Instructions for the task ▸ Please rewrite the stretch of rows from the line containing "stratum-tubule_PanCK xyxy=(1076,629,1214,758)" through the line containing "stratum-glomerulus_healthy xyxy=(1076,283,1214,507)", substituting "box" for "xyxy" and leaving everything else unchanged.

(Labeled box rows)
━━━━━━━━━━━━━━━━━━━━

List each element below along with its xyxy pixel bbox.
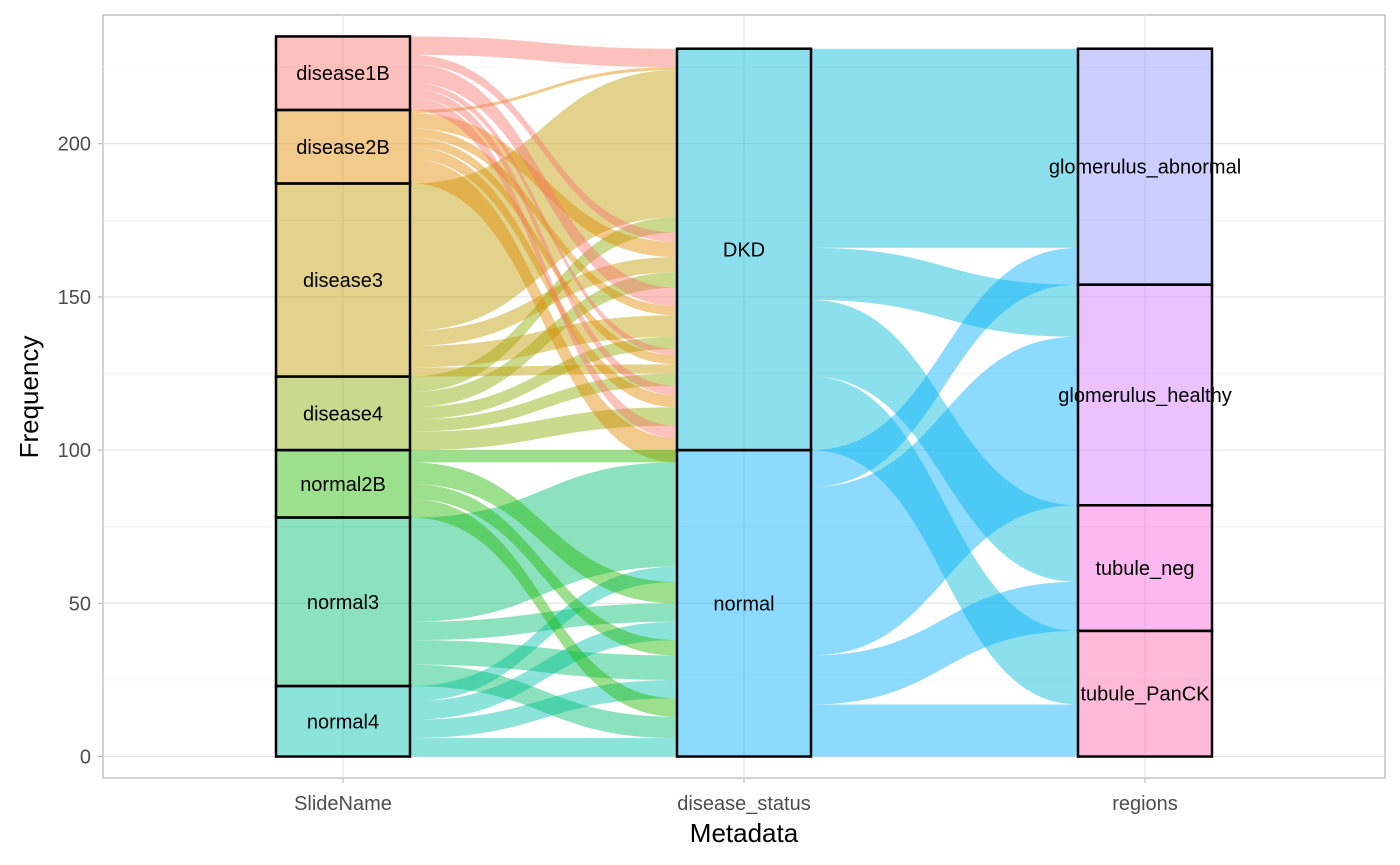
stratum-tubule_PanCK xyxy=(1076,629,1214,758)
flow-disease4-DKD xyxy=(410,272,677,408)
flow-disease2B-DKD xyxy=(410,146,677,408)
flow-disease2B-DKD xyxy=(410,113,677,258)
stratum-glomerulus_abnormal xyxy=(1076,47,1214,286)
flow-disease1B-DKD xyxy=(410,88,677,395)
stratum-disease1B xyxy=(274,35,412,112)
flow-normal-tubule_PanCK xyxy=(811,704,1078,757)
x-axis-ticks: SlideName disease_status regions xyxy=(294,778,1178,815)
flow-disease4-DKD xyxy=(410,336,677,420)
flow-normal4-normal xyxy=(410,738,677,757)
flow-normal3-normal xyxy=(410,603,677,641)
flow-disease3-DKD xyxy=(410,315,677,368)
stratum-label-tubule_PanCK: tubule_PanCK xyxy=(1081,684,1211,706)
flow-disease1B-DKD xyxy=(410,54,677,242)
stratum-label-glomerulus_healthy: glomerulus_healthy xyxy=(1058,385,1231,407)
stratum-disease2B xyxy=(274,108,412,185)
flow-normal2B-normal xyxy=(410,499,677,717)
flow-disease4-DKD xyxy=(410,217,677,392)
stratum-label-glomerulus_abnormal: glomerulus_abnormal xyxy=(1049,157,1241,179)
flow-normal3-normal xyxy=(410,664,677,739)
x-tick-label: disease_status xyxy=(677,793,810,815)
x-tick-label: regions xyxy=(1112,793,1178,815)
stratum-normal xyxy=(675,448,813,758)
flow-normal3-normal xyxy=(410,640,677,680)
stratum-label-normal3: normal3 xyxy=(307,592,379,614)
flow-disease2B-DKD xyxy=(410,137,677,365)
flow-disease4-DKD xyxy=(410,373,677,432)
flow-normal2B-normal xyxy=(410,450,677,463)
stratum-label-DKD: DKD xyxy=(723,239,765,261)
flow-disease3-DKD xyxy=(410,364,677,377)
stratum-glomerulus_healthy xyxy=(1076,283,1214,507)
strata: disease1B disease2B disease3 disease4 normal… xyxy=(274,35,1241,758)
y-tick-label: 200 xyxy=(58,134,91,156)
y-axis-title: Frequency xyxy=(14,336,44,459)
flow-DKD-tubule_PanCK xyxy=(811,376,1078,705)
y-tick-label: 150 xyxy=(58,287,91,309)
stratum-disease3 xyxy=(274,182,412,378)
flow-disease2B-DKD xyxy=(410,159,677,463)
flow-disease1B-DKD xyxy=(410,36,677,68)
flow-normal3-normal xyxy=(410,462,677,622)
x-axis-title: Metadata xyxy=(690,818,799,848)
flow-disease2B-DKD xyxy=(410,128,677,316)
flow-disease3-DKD xyxy=(410,70,677,331)
stratum-label-normal4: normal4 xyxy=(307,711,379,733)
flow-normal4-normal xyxy=(410,621,677,720)
flow-normal2B-normal xyxy=(410,483,677,656)
flows xyxy=(410,36,1078,757)
flow-normal-glomerulus_healthy xyxy=(811,336,1078,656)
y-axis-ticks: 0 50 100 150 200 xyxy=(58,134,103,769)
flow-normal-glomerulus_abnormal xyxy=(811,247,1078,487)
stratum-label-normal: normal xyxy=(713,593,774,615)
flow-normal4-normal xyxy=(410,679,677,739)
flow-disease3-DKD xyxy=(410,257,677,346)
flow-disease4-DKD xyxy=(410,407,677,451)
stratum-normal4 xyxy=(274,684,412,758)
flow-DKD-glomerulus_healthy xyxy=(811,247,1078,337)
x-tick-label: SlideName xyxy=(294,793,392,815)
flow-disease1B-DKD xyxy=(410,82,677,356)
y-tick-label: 0 xyxy=(80,747,91,769)
stratum-label-disease4: disease4 xyxy=(303,403,383,425)
stratum-normal2B xyxy=(274,448,412,519)
stratum-label-disease1B: disease1B xyxy=(296,63,389,85)
flow-disease1B-DKD xyxy=(410,97,677,438)
stratum-label-disease3: disease3 xyxy=(303,270,383,292)
flow-disease2B-DKD xyxy=(410,67,677,114)
y-tick-label: 50 xyxy=(69,593,91,615)
stratum-label-tubule_neg: tubule_neg xyxy=(1096,558,1195,580)
flow-normal-tubule_neg xyxy=(811,581,1078,705)
flow-normal4-normal xyxy=(410,566,677,702)
flow-normal2B-normal xyxy=(410,462,677,604)
stratum-normal3 xyxy=(274,516,412,688)
flow-DKD-tubule_neg xyxy=(811,299,1078,582)
stratum-DKD xyxy=(675,47,813,452)
flow-DKD-glomerulus_abnormal xyxy=(811,48,1078,248)
stratum-label-normal2B: normal2B xyxy=(300,474,386,496)
y-tick-label: 100 xyxy=(58,440,91,462)
stratum-label-disease2B: disease2B xyxy=(296,137,389,159)
flow-disease1B-DKD xyxy=(410,64,677,307)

━━━━━━━━━━━━━━━━━━━━

Final result ▸
stratum-tubule_PanCK box=(1076,629,1214,758)
flow-disease4-DKD box=(410,272,677,408)
flow-disease2B-DKD box=(410,146,677,408)
flow-disease2B-DKD box=(410,113,677,258)
stratum-glomerulus_abnormal box=(1076,47,1214,286)
flow-disease1B-DKD box=(410,88,677,395)
stratum-disease1B box=(274,35,412,112)
flow-normal-tubule_PanCK box=(811,704,1078,757)
x-axis-ticks: SlideName disease_status regions box=(294,778,1178,815)
flow-disease4-DKD box=(410,336,677,420)
flow-normal4-normal box=(410,738,677,757)
flow-normal3-normal box=(410,603,677,641)
flow-disease3-DKD box=(410,315,677,368)
stratum-label-tubule_PanCK: tubule_PanCK box=(1081,684,1211,706)
flow-disease1B-DKD box=(410,54,677,242)
stratum-label-glomerulus_healthy: glomerulus_healthy box=(1058,385,1231,407)
stratum-disease2B box=(274,108,412,185)
flow-normal2B-normal box=(410,499,677,717)
flow-disease4-DKD box=(410,217,677,392)
stratum-label-glomerulus_abnormal: glomerulus_abnormal box=(1049,157,1241,179)
flow-normal3-normal box=(410,664,677,739)
x-tick-label: disease_status box=(677,793,810,815)
x-tick-label: regions box=(1112,793,1178,815)
stratum-normal box=(675,448,813,758)
flow-normal3-normal box=(410,640,677,680)
stratum-label-normal3: normal3 box=(307,592,379,614)
flow-disease2B-DKD box=(410,137,677,365)
flow-disease4-DKD box=(410,373,677,432)
flow-normal2B-normal box=(410,450,677,463)
stratum-label-DKD: DKD box=(723,239,765,261)
flow-disease3-DKD box=(410,364,677,377)
stratum-glomerulus_healthy box=(1076,283,1214,507)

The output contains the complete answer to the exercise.